_Given instruction_
Return all of the lines below exactly as they are.

--- BEGIN Supplied data ---

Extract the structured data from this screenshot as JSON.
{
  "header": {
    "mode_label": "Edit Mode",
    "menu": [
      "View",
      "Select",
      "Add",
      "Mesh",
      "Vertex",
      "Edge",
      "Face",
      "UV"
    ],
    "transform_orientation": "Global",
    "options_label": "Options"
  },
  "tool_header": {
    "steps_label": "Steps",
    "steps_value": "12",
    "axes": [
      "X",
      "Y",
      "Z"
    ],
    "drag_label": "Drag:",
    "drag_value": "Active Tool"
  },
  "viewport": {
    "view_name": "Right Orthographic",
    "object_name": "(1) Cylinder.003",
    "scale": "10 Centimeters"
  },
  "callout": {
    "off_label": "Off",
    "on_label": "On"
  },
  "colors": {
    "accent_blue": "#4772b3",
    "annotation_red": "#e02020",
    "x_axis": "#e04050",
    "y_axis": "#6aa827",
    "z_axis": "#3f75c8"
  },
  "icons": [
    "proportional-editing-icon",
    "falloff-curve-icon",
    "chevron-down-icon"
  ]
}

--- END Supplied data ---

_Final answer_
Extract the structured data from this screenshot as JSON.
{
  "header": {
    "mode_label": "Edit Mode",
    "menu": [
      "View",
      "Select",
      "Add",
      "Mesh",
      "Vertex",
      "Edge",
      "Face",
      "UV"
    ],
    "transform_orientation": "Global",
    "options_label": "Options"
  },
  "tool_header": {
    "steps_label": "Steps",
    "steps_value": "12",
    "axes": [
      "X",
      "Y",
      "Z"
    ],
    "drag_label": "Drag:",
    "drag_value": "Active Tool"
  },
  "viewport": {
    "view_name": "Right Orthographic",
    "object_name": "(1) Cylinder.003",
    "scale": "10 Centimeters"
  },
  "callout": {
    "off_label": "Off",
    "on_label": "On"
  },
  "colors": {
    "accent_blue": "#4772b3",
    "annotation_red": "#e02020",
    "x_axis": "#e04050",
    "y_axis": "#6aa827",
    "z_axis": "#3f75c8"
  },
  "icons": [
    "proportional-editing-icon",
    "falloff-curve-icon",
    "chevron-down-icon"
  ]
}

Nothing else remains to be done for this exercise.